PROBLEM DETAILS:
Extract, verbatim, all lines starting at the one containing "Output the text content of this document." and ending with the final line of the listing, and no others.

TASK INPUT:

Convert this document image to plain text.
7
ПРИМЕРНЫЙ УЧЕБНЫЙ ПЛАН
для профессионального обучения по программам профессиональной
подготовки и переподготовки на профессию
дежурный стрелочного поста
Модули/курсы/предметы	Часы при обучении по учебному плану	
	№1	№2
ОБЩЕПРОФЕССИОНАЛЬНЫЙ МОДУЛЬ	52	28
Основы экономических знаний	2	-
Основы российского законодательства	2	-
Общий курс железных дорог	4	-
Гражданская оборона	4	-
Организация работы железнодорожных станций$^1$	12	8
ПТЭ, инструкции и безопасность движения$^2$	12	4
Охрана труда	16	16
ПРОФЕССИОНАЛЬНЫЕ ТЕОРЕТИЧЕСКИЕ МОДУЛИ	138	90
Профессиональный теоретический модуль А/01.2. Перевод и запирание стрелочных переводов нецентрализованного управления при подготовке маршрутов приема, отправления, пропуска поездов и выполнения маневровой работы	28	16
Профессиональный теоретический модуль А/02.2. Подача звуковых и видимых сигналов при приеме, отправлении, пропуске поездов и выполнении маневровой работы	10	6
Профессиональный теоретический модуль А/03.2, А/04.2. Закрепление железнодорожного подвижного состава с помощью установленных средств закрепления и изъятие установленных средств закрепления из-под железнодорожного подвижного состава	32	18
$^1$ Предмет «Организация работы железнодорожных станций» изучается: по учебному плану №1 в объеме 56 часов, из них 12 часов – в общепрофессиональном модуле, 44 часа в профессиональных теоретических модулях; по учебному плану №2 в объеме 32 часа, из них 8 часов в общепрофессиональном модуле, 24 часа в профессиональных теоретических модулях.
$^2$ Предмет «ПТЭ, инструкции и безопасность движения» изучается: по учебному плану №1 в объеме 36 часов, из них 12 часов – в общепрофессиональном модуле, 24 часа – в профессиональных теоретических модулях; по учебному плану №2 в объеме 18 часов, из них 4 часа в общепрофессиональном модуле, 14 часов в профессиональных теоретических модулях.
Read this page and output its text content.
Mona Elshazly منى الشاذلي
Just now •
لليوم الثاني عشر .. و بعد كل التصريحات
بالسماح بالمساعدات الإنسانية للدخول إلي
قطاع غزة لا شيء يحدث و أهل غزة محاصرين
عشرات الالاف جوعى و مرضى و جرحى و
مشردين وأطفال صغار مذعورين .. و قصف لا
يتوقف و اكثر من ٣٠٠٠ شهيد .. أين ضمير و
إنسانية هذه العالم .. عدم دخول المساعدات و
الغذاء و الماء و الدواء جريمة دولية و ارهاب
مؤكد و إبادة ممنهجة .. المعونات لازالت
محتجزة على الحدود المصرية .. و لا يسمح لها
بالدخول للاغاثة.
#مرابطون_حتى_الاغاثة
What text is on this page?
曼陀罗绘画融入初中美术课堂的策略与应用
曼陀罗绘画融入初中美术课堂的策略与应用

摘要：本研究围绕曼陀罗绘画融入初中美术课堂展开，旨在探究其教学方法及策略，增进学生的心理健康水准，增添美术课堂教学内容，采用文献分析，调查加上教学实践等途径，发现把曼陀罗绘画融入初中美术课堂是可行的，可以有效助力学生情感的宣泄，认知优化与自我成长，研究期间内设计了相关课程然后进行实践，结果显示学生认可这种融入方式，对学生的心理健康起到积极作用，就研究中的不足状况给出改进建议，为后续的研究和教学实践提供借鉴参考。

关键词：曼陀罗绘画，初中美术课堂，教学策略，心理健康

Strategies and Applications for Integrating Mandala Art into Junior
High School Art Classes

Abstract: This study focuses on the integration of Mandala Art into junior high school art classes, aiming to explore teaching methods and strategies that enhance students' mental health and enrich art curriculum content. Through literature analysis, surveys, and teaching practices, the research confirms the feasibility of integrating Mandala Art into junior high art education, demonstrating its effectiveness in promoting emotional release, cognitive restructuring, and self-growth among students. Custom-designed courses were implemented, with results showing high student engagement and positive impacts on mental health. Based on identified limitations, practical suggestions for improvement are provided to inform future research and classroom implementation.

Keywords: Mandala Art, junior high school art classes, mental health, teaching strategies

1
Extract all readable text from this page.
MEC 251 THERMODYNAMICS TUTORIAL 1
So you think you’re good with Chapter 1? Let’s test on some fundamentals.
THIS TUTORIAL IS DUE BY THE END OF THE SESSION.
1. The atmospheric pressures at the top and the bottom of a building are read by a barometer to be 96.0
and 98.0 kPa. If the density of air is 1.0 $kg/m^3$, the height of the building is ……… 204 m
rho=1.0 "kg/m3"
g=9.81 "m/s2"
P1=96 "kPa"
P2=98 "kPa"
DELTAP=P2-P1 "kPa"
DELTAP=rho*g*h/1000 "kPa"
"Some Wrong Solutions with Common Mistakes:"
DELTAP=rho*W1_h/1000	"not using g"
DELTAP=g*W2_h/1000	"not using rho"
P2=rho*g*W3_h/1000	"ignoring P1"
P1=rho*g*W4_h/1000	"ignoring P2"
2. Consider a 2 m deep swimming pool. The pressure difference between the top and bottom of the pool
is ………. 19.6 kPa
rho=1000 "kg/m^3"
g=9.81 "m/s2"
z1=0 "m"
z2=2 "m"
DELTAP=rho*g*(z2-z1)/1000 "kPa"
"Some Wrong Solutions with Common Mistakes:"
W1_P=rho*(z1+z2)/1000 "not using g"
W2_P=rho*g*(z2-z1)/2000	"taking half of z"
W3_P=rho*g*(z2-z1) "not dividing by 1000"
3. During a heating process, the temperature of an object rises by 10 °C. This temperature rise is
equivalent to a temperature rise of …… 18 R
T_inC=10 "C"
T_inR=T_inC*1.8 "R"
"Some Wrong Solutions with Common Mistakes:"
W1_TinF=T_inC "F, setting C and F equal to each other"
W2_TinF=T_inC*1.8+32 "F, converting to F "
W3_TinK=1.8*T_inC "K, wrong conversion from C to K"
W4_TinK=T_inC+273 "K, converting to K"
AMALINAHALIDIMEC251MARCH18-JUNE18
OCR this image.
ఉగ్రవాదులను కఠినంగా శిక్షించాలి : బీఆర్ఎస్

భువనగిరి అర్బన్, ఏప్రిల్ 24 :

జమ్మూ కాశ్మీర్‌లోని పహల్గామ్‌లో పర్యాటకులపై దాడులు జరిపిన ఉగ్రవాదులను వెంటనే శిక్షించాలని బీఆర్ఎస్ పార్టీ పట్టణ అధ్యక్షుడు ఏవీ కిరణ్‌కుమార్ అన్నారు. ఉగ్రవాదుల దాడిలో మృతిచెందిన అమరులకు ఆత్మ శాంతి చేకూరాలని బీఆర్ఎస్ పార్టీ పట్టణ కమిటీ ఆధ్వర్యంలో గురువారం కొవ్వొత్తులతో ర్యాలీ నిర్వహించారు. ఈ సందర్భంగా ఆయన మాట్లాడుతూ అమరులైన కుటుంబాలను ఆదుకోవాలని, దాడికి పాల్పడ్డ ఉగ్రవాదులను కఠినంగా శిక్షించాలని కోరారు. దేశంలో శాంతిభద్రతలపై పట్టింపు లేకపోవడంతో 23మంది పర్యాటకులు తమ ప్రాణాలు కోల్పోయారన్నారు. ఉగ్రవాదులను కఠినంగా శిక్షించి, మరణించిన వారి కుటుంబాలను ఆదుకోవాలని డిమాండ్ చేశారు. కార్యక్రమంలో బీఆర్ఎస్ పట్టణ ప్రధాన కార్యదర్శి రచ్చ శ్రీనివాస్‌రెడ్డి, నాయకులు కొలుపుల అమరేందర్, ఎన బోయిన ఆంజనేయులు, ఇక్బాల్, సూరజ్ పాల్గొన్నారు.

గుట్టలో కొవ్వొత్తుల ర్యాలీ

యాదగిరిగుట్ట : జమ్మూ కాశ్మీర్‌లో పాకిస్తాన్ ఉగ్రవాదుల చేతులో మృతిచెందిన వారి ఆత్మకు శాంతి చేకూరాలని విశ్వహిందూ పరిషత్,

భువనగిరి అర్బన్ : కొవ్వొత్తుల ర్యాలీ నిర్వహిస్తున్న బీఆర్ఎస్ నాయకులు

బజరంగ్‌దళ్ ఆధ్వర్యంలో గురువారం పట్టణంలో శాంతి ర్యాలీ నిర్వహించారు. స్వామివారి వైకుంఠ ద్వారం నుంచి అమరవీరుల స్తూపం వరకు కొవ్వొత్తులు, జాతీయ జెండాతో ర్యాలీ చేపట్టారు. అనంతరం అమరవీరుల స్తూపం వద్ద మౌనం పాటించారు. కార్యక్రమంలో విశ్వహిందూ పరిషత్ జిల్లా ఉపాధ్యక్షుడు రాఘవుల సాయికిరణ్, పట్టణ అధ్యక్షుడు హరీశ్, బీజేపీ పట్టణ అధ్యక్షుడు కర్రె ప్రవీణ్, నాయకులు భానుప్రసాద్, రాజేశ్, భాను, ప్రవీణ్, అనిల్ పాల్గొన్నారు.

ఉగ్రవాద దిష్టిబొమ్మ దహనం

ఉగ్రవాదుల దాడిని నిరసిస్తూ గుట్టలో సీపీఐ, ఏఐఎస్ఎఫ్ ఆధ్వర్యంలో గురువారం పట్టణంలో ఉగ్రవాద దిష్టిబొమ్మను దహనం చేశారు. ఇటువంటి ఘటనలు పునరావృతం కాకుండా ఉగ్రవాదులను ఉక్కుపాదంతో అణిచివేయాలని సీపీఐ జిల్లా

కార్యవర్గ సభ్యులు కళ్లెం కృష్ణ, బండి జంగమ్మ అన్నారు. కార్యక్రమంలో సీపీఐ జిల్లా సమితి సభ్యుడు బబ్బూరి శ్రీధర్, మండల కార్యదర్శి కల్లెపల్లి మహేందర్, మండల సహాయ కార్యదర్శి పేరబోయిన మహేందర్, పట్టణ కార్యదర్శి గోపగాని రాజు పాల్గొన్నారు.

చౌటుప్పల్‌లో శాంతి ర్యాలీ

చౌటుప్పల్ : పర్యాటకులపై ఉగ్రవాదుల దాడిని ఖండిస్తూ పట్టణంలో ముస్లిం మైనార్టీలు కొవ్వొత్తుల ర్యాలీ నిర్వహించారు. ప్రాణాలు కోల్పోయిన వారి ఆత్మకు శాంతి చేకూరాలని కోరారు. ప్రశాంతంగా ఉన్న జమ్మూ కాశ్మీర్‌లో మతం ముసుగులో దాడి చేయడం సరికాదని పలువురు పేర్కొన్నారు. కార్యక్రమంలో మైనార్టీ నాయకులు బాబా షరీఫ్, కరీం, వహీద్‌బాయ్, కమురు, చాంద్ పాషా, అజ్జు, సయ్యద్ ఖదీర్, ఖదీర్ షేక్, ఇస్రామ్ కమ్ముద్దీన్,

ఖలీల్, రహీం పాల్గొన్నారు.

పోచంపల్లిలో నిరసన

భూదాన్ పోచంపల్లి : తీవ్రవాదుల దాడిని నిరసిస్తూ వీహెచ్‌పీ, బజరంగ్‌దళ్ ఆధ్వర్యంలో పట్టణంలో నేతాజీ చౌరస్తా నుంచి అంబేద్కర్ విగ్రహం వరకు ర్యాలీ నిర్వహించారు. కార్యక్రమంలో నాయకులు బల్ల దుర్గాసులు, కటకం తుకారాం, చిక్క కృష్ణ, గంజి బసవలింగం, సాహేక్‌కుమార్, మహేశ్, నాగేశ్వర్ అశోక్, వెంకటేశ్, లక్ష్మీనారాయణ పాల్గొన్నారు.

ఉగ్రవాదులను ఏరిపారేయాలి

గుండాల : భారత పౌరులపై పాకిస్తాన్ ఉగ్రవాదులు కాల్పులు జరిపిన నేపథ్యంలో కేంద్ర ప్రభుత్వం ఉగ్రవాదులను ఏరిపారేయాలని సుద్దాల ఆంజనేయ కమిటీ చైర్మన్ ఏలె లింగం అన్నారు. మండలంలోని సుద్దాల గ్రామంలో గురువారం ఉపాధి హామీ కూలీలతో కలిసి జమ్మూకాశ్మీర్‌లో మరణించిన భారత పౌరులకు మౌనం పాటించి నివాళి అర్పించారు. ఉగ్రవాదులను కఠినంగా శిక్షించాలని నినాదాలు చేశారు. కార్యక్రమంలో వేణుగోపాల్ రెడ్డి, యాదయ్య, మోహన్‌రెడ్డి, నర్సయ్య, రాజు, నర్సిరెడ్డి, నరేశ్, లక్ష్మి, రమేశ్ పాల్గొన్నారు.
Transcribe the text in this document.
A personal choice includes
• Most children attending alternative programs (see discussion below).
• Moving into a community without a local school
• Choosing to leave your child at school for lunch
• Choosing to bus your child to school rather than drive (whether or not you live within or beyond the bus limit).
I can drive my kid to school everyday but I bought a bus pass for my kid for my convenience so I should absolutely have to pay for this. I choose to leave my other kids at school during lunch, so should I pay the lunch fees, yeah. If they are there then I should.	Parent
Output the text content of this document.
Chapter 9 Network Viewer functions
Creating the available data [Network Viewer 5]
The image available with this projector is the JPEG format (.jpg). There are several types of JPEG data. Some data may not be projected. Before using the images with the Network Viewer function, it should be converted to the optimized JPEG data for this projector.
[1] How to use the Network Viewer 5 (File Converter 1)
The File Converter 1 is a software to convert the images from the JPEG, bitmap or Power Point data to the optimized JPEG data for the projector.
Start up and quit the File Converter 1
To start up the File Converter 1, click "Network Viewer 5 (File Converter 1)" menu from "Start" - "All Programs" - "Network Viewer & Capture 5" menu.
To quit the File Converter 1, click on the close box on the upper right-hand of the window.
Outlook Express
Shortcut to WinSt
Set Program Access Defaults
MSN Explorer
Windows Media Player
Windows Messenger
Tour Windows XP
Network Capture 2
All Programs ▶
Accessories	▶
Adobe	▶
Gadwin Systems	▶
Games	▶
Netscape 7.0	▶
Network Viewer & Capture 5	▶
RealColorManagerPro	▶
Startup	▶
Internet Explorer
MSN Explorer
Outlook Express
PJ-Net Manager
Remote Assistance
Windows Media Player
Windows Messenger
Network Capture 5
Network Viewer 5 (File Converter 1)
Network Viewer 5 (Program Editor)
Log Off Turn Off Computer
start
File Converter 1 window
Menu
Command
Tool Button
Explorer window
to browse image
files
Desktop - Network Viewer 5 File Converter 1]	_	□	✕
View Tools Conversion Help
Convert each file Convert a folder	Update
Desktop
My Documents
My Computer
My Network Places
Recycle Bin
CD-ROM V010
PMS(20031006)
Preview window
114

ANSWER TO THIS TASK:
Output the text content of this document.
Chapter 9 Network Viewer functions
Creating the available data [Network Viewer 5]
The image available with this projector is the JPEG format (.jpg). There are several types of JPEG data. Some data may not be projected. Before using the images with the Network Viewer function, it should be converted to the optimized JPEG data for this projector.
[1] How to use the Network Viewer 5 (File Converter 1)
The File Converter 1 is a software to convert the images from the JPEG, bitmap or Power Point data to the optimized JPEG data for the projector.
Start up and quit the File Converter 1
To start up the File Converter 1, click "Network Viewer 5 (File Converter 1)" menu from "Start" - "All Programs" - "Network Viewer & Capture 5" menu.
To quit the File Converter 1, click on the close box on the upper right-hand of the window.
Outlook Express
Shortcut to WinSt
Set Program Access Defaults
MSN Explorer
Windows Media Player
Windows Messenger
Tour Windows XP
Network Capture 2
All Programs ▶
Accessories	▶
Adobe	▶
Gadwin Systems	▶
Games	▶
Netscape 7.0	▶
Network Viewer & Capture 5	▶
RealColorManagerPro	▶
Startup	▶
Internet Explorer
MSN Explorer
Outlook Express
PJ-Net Manager
Remote Assistance
Windows Media Player
Windows Messenger
Network Capture 5
Network Viewer 5 (File Converter 1)
Network Viewer 5 (Program Editor)
Log Off Turn Off Computer
start
File Converter 1 window
Menu
Command
Tool Button
Explorer window
to browse image
files
Desktop - Network Viewer 5 File Converter 1]	_	□	✕
View Tools Conversion Help
Convert each file Convert a folder	Update
Desktop
My Documents
My Computer
My Network Places
Recycle Bin
CD-ROM V010
PMS(20031006)
Preview window
114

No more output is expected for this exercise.